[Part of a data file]

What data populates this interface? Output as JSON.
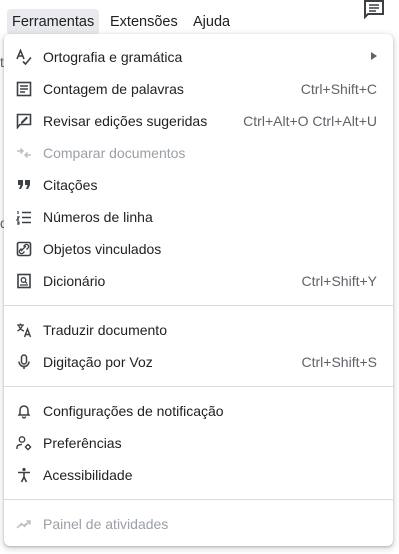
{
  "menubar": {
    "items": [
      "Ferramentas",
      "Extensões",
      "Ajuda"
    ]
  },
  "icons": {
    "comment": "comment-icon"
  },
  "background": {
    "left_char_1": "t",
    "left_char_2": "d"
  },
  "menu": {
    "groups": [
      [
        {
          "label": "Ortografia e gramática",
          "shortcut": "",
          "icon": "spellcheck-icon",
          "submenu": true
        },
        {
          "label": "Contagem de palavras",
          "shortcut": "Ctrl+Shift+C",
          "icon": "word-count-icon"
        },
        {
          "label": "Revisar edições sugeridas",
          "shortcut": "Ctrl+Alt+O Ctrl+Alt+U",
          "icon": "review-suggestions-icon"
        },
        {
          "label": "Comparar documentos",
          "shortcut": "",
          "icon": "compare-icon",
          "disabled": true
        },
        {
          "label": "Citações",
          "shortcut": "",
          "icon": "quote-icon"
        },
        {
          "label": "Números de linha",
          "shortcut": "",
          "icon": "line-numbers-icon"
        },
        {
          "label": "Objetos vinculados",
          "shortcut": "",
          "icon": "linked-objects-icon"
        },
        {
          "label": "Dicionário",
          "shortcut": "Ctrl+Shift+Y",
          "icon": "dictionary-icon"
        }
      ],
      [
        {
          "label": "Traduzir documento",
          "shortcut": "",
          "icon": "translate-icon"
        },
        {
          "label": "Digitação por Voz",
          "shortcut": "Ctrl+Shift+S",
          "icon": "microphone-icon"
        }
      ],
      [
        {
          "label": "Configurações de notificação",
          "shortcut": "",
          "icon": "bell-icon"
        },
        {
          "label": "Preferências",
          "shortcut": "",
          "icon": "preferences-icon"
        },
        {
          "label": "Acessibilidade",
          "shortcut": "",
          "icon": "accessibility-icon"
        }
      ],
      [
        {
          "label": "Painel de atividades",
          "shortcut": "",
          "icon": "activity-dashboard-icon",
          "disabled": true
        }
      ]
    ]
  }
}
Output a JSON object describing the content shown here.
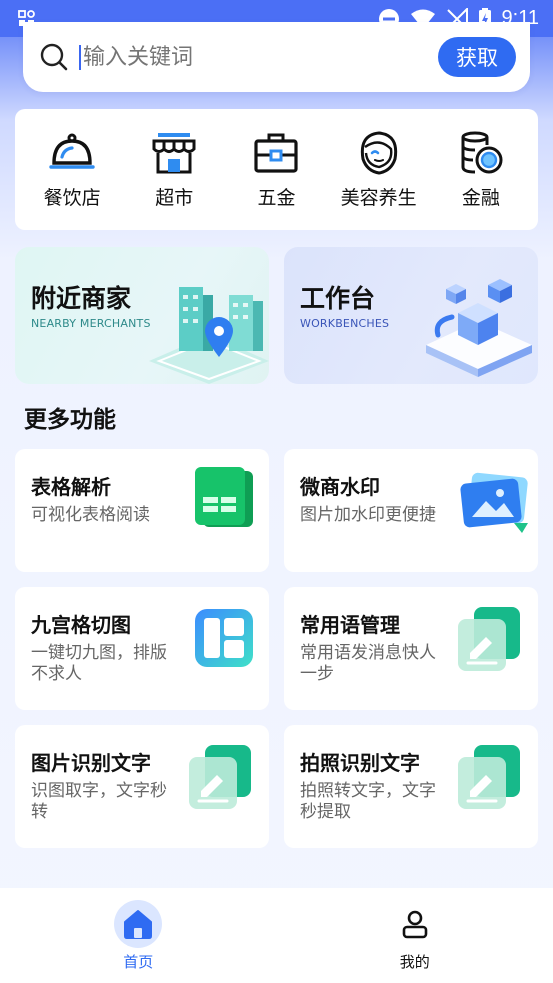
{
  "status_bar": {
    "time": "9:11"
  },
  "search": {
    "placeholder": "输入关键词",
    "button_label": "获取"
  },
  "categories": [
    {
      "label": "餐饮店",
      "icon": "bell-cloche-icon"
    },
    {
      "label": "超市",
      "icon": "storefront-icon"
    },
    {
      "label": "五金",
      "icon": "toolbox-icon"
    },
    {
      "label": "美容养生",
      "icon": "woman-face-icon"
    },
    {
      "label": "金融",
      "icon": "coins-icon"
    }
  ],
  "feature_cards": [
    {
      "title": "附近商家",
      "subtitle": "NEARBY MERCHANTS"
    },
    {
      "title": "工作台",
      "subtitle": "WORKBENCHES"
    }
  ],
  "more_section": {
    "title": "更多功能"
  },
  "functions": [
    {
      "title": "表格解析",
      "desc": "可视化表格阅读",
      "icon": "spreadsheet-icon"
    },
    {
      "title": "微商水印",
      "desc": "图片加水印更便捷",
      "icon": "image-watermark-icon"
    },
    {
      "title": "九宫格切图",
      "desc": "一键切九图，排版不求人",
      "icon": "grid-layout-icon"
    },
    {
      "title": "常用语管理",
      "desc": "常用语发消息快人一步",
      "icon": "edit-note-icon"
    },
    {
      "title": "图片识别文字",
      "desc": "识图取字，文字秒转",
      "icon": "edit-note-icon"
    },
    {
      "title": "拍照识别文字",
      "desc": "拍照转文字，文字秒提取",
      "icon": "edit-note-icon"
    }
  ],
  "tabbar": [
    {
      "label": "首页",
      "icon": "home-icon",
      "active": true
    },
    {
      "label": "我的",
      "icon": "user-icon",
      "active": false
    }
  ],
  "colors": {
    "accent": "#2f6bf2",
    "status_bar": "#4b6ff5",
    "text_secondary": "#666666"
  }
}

**Task prompt**
From the data above, copy each line where the string "Ctrl" appears.

**Solution to the exercise**
          "shortcut": "Ctrl+Shift+C",
          "shortcut": "Ctrl+Alt+O Ctrl+Alt+U",
          "shortcut": "Ctrl+Shift+Y",
          "shortcut": "Ctrl+Shift+S",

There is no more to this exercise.